TO DO ▸
Pick every line from the data that holds the word "color".

* Begin DATASET *

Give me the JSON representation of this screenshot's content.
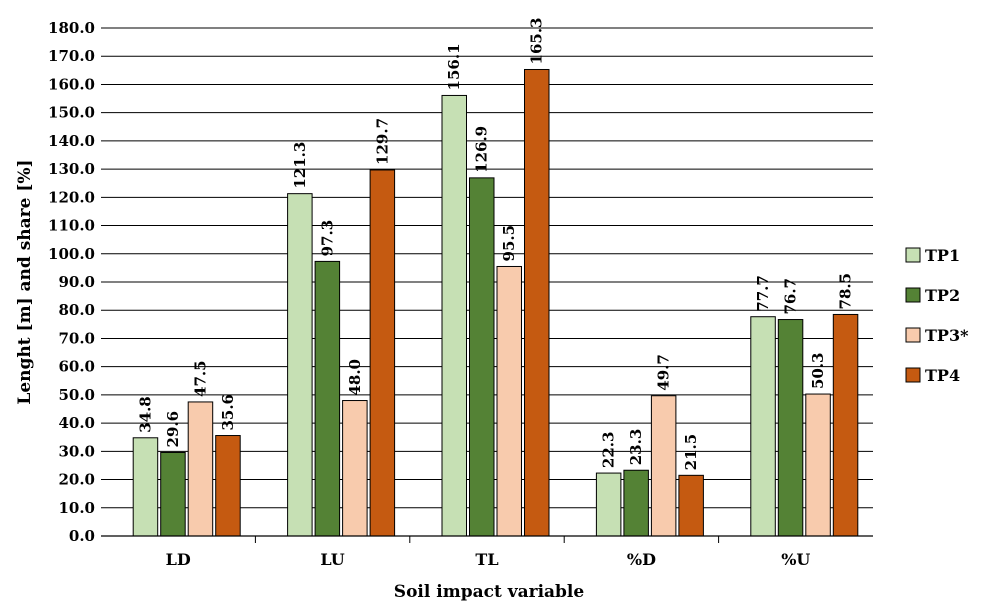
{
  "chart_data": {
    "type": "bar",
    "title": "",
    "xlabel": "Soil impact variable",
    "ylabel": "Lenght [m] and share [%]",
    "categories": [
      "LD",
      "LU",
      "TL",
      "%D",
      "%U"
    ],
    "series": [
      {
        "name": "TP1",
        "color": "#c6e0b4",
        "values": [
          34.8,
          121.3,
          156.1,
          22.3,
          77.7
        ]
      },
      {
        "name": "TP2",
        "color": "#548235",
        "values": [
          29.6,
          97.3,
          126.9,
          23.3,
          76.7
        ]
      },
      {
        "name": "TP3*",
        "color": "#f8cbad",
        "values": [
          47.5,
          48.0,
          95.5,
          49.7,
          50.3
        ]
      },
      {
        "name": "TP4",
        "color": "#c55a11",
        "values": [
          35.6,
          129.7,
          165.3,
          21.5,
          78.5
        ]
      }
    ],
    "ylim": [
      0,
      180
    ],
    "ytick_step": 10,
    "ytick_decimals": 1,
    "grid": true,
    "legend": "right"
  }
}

* End DATASET *

COMPLETED EXERCISE ▸
        "color": "#c6e0b4",
        "color": "#548235",
        "color": "#f8cbad",
        "color": "#c55a11",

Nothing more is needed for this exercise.